▶ **Your task**: Reproduce each record below exactly as written.

▶ **Supplied information**:
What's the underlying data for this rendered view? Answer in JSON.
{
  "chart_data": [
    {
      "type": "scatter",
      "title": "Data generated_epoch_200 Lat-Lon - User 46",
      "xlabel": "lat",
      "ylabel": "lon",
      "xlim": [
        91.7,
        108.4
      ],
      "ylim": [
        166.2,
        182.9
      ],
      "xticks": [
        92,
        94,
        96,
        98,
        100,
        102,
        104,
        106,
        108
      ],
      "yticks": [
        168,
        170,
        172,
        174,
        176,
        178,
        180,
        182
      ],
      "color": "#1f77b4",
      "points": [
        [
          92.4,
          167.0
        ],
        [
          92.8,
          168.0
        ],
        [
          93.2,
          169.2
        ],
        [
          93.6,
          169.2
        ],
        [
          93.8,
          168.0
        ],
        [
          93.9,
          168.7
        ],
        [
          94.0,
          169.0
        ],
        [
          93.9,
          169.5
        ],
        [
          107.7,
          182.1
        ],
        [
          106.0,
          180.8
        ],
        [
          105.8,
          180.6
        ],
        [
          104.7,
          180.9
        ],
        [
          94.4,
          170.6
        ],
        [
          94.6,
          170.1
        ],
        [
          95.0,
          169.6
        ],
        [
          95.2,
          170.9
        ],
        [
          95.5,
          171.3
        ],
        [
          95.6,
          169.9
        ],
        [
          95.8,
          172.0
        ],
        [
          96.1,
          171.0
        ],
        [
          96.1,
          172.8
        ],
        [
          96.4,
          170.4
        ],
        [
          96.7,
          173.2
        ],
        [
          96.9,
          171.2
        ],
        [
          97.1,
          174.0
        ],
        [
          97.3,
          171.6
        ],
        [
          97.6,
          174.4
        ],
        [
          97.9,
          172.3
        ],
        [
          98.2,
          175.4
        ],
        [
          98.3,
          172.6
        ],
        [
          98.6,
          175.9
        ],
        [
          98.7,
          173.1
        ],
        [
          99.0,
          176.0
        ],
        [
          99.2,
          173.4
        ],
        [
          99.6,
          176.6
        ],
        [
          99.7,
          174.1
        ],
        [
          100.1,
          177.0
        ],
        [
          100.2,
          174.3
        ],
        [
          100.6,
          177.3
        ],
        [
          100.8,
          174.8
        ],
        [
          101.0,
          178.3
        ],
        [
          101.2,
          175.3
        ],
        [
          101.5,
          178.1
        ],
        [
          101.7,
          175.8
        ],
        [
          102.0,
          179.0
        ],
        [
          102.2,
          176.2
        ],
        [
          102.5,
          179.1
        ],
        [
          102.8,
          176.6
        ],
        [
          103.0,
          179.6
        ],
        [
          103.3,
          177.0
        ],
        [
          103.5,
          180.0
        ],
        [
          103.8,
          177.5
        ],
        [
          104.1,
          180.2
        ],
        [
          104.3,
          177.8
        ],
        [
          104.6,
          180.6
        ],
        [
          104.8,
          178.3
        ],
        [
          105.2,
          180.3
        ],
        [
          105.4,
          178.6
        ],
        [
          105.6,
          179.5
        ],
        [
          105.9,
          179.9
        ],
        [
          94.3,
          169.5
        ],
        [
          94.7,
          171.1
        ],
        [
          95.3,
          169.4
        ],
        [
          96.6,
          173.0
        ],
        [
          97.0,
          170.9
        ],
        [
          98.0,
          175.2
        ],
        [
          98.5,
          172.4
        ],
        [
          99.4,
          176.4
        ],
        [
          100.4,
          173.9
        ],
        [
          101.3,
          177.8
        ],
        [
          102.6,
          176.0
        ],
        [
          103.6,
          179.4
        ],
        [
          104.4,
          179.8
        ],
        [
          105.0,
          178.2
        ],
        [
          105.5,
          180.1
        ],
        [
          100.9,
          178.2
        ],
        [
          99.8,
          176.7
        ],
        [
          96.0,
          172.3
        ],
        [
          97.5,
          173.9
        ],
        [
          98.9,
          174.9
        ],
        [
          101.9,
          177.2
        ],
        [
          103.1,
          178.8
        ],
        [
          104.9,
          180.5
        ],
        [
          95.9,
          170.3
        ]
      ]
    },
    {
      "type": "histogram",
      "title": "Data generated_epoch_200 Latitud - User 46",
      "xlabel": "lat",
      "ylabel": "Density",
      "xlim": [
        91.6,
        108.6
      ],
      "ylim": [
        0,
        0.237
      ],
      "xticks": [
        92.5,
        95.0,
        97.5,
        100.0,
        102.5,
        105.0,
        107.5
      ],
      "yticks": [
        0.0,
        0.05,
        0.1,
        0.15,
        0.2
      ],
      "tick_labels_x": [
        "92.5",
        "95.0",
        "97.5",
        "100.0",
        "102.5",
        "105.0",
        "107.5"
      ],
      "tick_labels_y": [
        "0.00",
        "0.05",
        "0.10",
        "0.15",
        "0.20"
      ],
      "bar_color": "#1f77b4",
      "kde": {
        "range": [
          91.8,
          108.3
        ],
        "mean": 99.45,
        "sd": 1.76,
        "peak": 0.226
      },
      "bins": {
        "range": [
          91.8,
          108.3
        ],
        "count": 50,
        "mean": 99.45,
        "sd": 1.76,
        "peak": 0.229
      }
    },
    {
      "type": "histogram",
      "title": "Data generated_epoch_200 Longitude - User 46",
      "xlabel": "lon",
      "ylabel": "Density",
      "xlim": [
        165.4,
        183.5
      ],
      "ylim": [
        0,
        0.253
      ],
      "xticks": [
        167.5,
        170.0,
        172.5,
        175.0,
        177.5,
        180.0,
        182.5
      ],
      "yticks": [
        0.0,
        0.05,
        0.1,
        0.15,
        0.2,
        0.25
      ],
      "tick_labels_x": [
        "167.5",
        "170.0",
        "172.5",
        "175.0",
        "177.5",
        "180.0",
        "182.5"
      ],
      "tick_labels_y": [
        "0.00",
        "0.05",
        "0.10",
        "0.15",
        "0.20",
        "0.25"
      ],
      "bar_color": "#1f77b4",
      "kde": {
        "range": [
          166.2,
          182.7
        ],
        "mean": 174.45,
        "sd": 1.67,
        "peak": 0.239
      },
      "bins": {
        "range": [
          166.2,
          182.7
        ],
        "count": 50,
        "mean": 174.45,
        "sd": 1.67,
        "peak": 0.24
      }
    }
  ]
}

▶ **Exercise output**:
What's the underlying data for this rendered view? Answer in JSON.
{
  "chart_data": [
    {
      "type": "scatter",
      "title": "Data generated_epoch_200 Lat-Lon - User 46",
      "xlabel": "lat",
      "ylabel": "lon",
      "xlim": [
        91.7,
        108.4
      ],
      "ylim": [
        166.2,
        182.9
      ],
      "xticks": [
        92,
        94,
        96,
        98,
        100,
        102,
        104,
        106,
        108
      ],
      "yticks": [
        168,
        170,
        172,
        174,
        176,
        178,
        180,
        182
      ],
      "color": "#1f77b4",
      "points": [
        [
          92.4,
          167.0
        ],
        [
          92.8,
          168.0
        ],
        [
          93.2,
          169.2
        ],
        [
          93.6,
          169.2
        ],
        [
          93.8,
          168.0
        ],
        [
          93.9,
          168.7
        ],
        [
          94.0,
          169.0
        ],
        [
          93.9,
          169.5
        ],
        [
          107.7,
          182.1
        ],
        [
          106.0,
          180.8
        ],
        [
          105.8,
          180.6
        ],
        [
          104.7,
          180.9
        ],
        [
          94.4,
          170.6
        ],
        [
          94.6,
          170.1
        ],
        [
          95.0,
          169.6
        ],
        [
          95.2,
          170.9
        ],
        [
          95.5,
          171.3
        ],
        [
          95.6,
          169.9
        ],
        [
          95.8,
          172.0
        ],
        [
          96.1,
          171.0
        ],
        [
          96.1,
          172.8
        ],
        [
          96.4,
          170.4
        ],
        [
          96.7,
          173.2
        ],
        [
          96.9,
          171.2
        ],
        [
          97.1,
          174.0
        ],
        [
          97.3,
          171.6
        ],
        [
          97.6,
          174.4
        ],
        [
          97.9,
          172.3
        ],
        [
          98.2,
          175.4
        ],
        [
          98.3,
          172.6
        ],
        [
          98.6,
          175.9
        ],
        [
          98.7,
          173.1
        ],
        [
          99.0,
          176.0
        ],
        [
          99.2,
          173.4
        ],
        [
          99.6,
          176.6
        ],
        [
          99.7,
          174.1
        ],
        [
          100.1,
          177.0
        ],
        [
          100.2,
          174.3
        ],
        [
          100.6,
          177.3
        ],
        [
          100.8,
          174.8
        ],
        [
          101.0,
          178.3
        ],
        [
          101.2,
          175.3
        ],
        [
          101.5,
          178.1
        ],
        [
          101.7,
          175.8
        ],
        [
          102.0,
          179.0
        ],
        [
          102.2,
          176.2
        ],
        [
          102.5,
          179.1
        ],
        [
          102.8,
          176.6
        ],
        [
          103.0,
          179.6
        ],
        [
          103.3,
          177.0
        ],
        [
          103.5,
          180.0
        ],
        [
          103.8,
          177.5
        ],
        [
          104.1,
          180.2
        ],
        [
          104.3,
          177.8
        ],
        [
          104.6,
          180.6
        ],
        [
          104.8,
          178.3
        ],
        [
          105.2,
          180.3
        ],
        [
          105.4,
          178.6
        ],
        [
          105.6,
          179.5
        ],
        [
          105.9,
          179.9
        ],
        [
          94.3,
          169.5
        ],
        [
          94.7,
          171.1
        ],
        [
          95.3,
          169.4
        ],
        [
          96.6,
          173.0
        ],
        [
          97.0,
          170.9
        ],
        [
          98.0,
          175.2
        ],
        [
          98.5,
          172.4
        ],
        [
          99.4,
          176.4
        ],
        [
          100.4,
          173.9
        ],
        [
          101.3,
          177.8
        ],
        [
          102.6,
          176.0
        ],
        [
          103.6,
          179.4
        ],
        [
          104.4,
          179.8
        ],
        [
          105.0,
          178.2
        ],
        [
          105.5,
          180.1
        ],
        [
          100.9,
          178.2
        ],
        [
          99.8,
          176.7
        ],
        [
          96.0,
          172.3
        ],
        [
          97.5,
          173.9
        ],
        [
          98.9,
          174.9
        ],
        [
          101.9,
          177.2
        ],
        [
          103.1,
          178.8
        ],
        [
          104.9,
          180.5
        ],
        [
          95.9,
          170.3
        ]
      ]
    },
    {
      "type": "histogram",
      "title": "Data generated_epoch_200 Latitud - User 46",
      "xlabel": "lat",
      "ylabel": "Density",
      "xlim": [
        91.6,
        108.6
      ],
      "ylim": [
        0,
        0.237
      ],
      "xticks": [
        92.5,
        95.0,
        97.5,
        100.0,
        102.5,
        105.0,
        107.5
      ],
      "yticks": [
        0.0,
        0.05,
        0.1,
        0.15,
        0.2
      ],
      "tick_labels_x": [
        "92.5",
        "95.0",
        "97.5",
        "100.0",
        "102.5",
        "105.0",
        "107.5"
      ],
      "tick_labels_y": [
        "0.00",
        "0.05",
        "0.10",
        "0.15",
        "0.20"
      ],
      "bar_color": "#1f77b4",
      "kde": {
        "range": [
          91.8,
          108.3
        ],
        "mean": 99.45,
        "sd": 1.76,
        "peak": 0.226
      },
      "bins": {
        "range": [
          91.8,
          108.3
        ],
        "count": 50,
        "mean": 99.45,
        "sd": 1.76,
        "peak": 0.229
      }
    },
    {
      "type": "histogram",
      "title": "Data generated_epoch_200 Longitude - User 46",
      "xlabel": "lon",
      "ylabel": "Density",
      "xlim": [
        165.4,
        183.5
      ],
      "ylim": [
        0,
        0.253
      ],
      "xticks": [
        167.5,
        170.0,
        172.5,
        175.0,
        177.5,
        180.0,
        182.5
      ],
      "yticks": [
        0.0,
        0.05,
        0.1,
        0.15,
        0.2,
        0.25
      ],
      "tick_labels_x": [
        "167.5",
        "170.0",
        "172.5",
        "175.0",
        "177.5",
        "180.0",
        "182.5"
      ],
      "tick_labels_y": [
        "0.00",
        "0.05",
        "0.10",
        "0.15",
        "0.20",
        "0.25"
      ],
      "bar_color": "#1f77b4",
      "kde": {
        "range": [
          166.2,
          182.7
        ],
        "mean": 174.45,
        "sd": 1.67,
        "peak": 0.239
      },
      "bins": {
        "range": [
          166.2,
          182.7
        ],
        "count": 50,
        "mean": 174.45,
        "sd": 1.67,
        "peak": 0.24
      }
    }
  ]
}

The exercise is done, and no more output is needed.